Provide an exact transcription of all the records.

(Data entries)
::::::::
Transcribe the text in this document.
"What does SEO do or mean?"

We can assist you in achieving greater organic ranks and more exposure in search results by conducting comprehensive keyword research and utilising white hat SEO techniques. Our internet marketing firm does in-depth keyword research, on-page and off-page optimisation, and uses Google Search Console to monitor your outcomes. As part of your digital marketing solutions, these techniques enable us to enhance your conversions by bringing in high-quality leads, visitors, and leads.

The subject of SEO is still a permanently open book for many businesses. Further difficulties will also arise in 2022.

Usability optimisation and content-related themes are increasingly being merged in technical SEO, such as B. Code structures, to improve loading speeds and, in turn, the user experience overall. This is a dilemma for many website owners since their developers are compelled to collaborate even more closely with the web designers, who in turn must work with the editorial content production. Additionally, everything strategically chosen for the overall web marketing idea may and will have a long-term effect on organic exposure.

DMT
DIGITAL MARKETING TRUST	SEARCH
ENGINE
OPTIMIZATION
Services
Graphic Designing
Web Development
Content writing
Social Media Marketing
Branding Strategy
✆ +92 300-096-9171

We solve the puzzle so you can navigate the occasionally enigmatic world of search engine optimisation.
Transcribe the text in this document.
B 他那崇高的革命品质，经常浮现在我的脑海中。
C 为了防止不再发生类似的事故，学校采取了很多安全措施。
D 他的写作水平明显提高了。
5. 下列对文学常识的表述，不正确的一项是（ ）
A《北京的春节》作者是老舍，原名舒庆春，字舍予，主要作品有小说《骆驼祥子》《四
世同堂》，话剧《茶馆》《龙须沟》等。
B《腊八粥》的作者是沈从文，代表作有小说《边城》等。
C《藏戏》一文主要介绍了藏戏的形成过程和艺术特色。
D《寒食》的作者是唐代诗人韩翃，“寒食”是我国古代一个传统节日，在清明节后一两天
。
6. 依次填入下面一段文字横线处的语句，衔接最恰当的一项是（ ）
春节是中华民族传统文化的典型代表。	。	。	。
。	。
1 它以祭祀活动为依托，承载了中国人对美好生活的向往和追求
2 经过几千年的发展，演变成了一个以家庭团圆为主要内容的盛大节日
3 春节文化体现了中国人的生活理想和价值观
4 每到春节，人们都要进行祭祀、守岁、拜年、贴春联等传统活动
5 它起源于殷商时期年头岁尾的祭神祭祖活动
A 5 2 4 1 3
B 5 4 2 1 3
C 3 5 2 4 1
::::::::
* [Task response]:
Transcribe the text in this document.
"What does SEO do or mean?"

We can assist you in achieving greater organic ranks and more exposure in search results by conducting comprehensive keyword research and utilising white hat SEO techniques. Our internet marketing firm does in-depth keyword research, on-page and off-page optimisation, and uses Google Search Console to monitor your outcomes. As part of your digital marketing solutions, these techniques enable us to enhance your conversions by bringing in high-quality leads, visitors, and leads.

The subject of SEO is still a permanently open book for many businesses. Further difficulties will also arise in 2022.

Usability optimisation and content-related themes are increasingly being merged in technical SEO, such as B. Code structures, to improve loading speeds and, in turn, the user experience overall. This is a dilemma for many website owners since their developers are compelled to collaborate even more closely with the web designers, who in turn must work with the editorial content production. Additionally, everything strategically chosen for the overall web marketing idea may and will have a long-term effect on organic exposure.

DMT
DIGITAL MARKETING TRUST	SEARCH
ENGINE
OPTIMIZATION
Services
Graphic Designing
Web Development
Content writing
Social Media Marketing
Branding Strategy
✆ +92 300-096-9171

We solve the puzzle so you can navigate the occasionally enigmatic world of search engine optimisation.
Transcribe the text in this document.
B 他那崇高的革命品质，经常浮现在我的脑海中。
C 为了防止不再发生类似的事故，学校采取了很多安全措施。
D 他的写作水平明显提高了。
5. 下列对文学常识的表述，不正确的一项是（ ）
A《北京的春节》作者是老舍，原名舒庆春，字舍予，主要作品有小说《骆驼祥子》《四
世同堂》，话剧《茶馆》《龙须沟》等。
B《腊八粥》的作者是沈从文，代表作有小说《边城》等。
C《藏戏》一文主要介绍了藏戏的形成过程和艺术特色。
D《寒食》的作者是唐代诗人韩翃，“寒食”是我国古代一个传统节日，在清明节后一两天
。
6. 依次填入下面一段文字横线处的语句，衔接最恰当的一项是（ ）
春节是中华民族传统文化的典型代表。	。	。	。
。	。
1 它以祭祀活动为依托，承载了中国人对美好生活的向往和追求
2 经过几千年的发展，演变成了一个以家庭团圆为主要内容的盛大节日
3 春节文化体现了中国人的生活理想和价值观
4 每到春节，人们都要进行祭祀、守岁、拜年、贴春联等传统活动
5 它起源于殷商时期年头岁尾的祭神祭祖活动
A 5 2 4 1 3
B 5 4 2 1 3
C 3 5 2 4 1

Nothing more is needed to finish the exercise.